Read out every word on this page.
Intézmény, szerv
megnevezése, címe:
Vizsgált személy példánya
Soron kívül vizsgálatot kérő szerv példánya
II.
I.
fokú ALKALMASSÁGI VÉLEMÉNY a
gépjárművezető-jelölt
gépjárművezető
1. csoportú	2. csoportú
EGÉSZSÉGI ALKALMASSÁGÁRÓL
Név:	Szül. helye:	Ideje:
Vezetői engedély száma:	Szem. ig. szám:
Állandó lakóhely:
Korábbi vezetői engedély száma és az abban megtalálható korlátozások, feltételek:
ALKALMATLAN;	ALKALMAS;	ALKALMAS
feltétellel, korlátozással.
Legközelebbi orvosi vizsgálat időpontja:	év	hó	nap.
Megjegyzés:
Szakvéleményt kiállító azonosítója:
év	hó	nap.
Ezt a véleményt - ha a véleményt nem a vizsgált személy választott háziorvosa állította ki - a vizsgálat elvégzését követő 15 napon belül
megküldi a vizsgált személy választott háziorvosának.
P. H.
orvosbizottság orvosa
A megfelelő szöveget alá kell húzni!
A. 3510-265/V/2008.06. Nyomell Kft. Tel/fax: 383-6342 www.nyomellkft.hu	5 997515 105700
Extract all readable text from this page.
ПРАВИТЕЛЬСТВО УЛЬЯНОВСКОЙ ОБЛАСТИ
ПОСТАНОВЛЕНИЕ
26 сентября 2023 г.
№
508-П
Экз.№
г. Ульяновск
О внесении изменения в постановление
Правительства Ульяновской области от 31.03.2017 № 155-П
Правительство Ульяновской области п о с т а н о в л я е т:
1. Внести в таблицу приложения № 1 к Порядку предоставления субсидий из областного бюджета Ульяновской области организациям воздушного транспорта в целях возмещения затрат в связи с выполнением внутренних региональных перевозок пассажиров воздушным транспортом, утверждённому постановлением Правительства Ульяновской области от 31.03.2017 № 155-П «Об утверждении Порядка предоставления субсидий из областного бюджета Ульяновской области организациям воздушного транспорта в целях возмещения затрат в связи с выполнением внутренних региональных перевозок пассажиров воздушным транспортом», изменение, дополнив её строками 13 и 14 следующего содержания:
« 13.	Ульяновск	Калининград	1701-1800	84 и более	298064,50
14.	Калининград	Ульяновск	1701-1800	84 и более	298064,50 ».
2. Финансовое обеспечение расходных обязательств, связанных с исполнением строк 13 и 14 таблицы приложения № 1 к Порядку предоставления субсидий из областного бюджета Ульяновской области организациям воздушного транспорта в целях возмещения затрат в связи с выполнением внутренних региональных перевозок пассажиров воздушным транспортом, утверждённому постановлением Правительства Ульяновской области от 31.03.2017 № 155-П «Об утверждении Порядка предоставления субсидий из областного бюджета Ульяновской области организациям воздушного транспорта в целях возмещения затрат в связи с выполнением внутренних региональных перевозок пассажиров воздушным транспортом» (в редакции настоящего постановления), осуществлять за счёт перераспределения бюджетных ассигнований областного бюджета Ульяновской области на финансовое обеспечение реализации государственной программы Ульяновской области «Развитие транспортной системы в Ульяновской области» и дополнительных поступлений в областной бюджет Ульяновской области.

..........

JOB:
Copy out the material word for word and line for line.

WRITTEN RESPONSE:
Read out every word on this page.
Intézmény, szerv
megnevezése, címe:
Vizsgált személy példánya
Soron kívül vizsgálatot kérő szerv példánya
II.
I.
fokú ALKALMASSÁGI VÉLEMÉNY a
gépjárművezető-jelölt
gépjárművezető
1. csoportú	2. csoportú
EGÉSZSÉGI ALKALMASSÁGÁRÓL
Név:	Szül. helye:	Ideje:
Vezetői engedély száma:	Szem. ig. szám:
Állandó lakóhely:
Korábbi vezetői engedély száma és az abban megtalálható korlátozások, feltételek:
ALKALMATLAN;	ALKALMAS;	ALKALMAS
feltétellel, korlátozással.
Legközelebbi orvosi vizsgálat időpontja:	év	hó	nap.
Megjegyzés:
Szakvéleményt kiállító azonosítója:
év	hó	nap.
Ezt a véleményt - ha a véleményt nem a vizsgált személy választott háziorvosa állította ki - a vizsgálat elvégzését követő 15 napon belül
megküldi a vizsgált személy választott háziorvosának.
P. H.
orvosbizottság orvosa
A megfelelő szöveget alá kell húzni!
A. 3510-265/V/2008.06. Nyomell Kft. Tel/fax: 383-6342 www.nyomellkft.hu	5 997515 105700
Extract all readable text from this page.
ПРАВИТЕЛЬСТВО УЛЬЯНОВСКОЙ ОБЛАСТИ
ПОСТАНОВЛЕНИЕ
26 сентября 2023 г.
№
508-П
Экз.№
г. Ульяновск
О внесении изменения в постановление
Правительства Ульяновской области от 31.03.2017 № 155-П
Правительство Ульяновской области п о с т а н о в л я е т:
1. Внести в таблицу приложения № 1 к Порядку предоставления субсидий из областного бюджета Ульяновской области организациям воздушного транспорта в целях возмещения затрат в связи с выполнением внутренних региональных перевозок пассажиров воздушным транспортом, утверждённому постановлением Правительства Ульяновской области от 31.03.2017 № 155-П «Об утверждении Порядка предоставления субсидий из областного бюджета Ульяновской области организациям воздушного транспорта в целях возмещения затрат в связи с выполнением внутренних региональных перевозок пассажиров воздушным транспортом», изменение, дополнив её строками 13 и 14 следующего содержания:
« 13.	Ульяновск	Калининград	1701-1800	84 и более	298064,50
14.	Калининград	Ульяновск	1701-1800	84 и более	298064,50 ».
2. Финансовое обеспечение расходных обязательств, связанных с исполнением строк 13 и 14 таблицы приложения № 1 к Порядку предоставления субсидий из областного бюджета Ульяновской области организациям воздушного транспорта в целях возмещения затрат в связи с выполнением внутренних региональных перевозок пассажиров воздушным транспортом, утверждённому постановлением Правительства Ульяновской области от 31.03.2017 № 155-П «Об утверждении Порядка предоставления субсидий из областного бюджета Ульяновской области организациям воздушного транспорта в целях возмещения затрат в связи с выполнением внутренних региональных перевозок пассажиров воздушным транспортом» (в редакции настоящего постановления), осуществлять за счёт перераспределения бюджетных ассигнований областного бюджета Ульяновской области на финансовое обеспечение реализации государственной программы Ульяновской области «Развитие транспортной системы в Ульяновской области» и дополнительных поступлений в областной бюджет Ульяновской области.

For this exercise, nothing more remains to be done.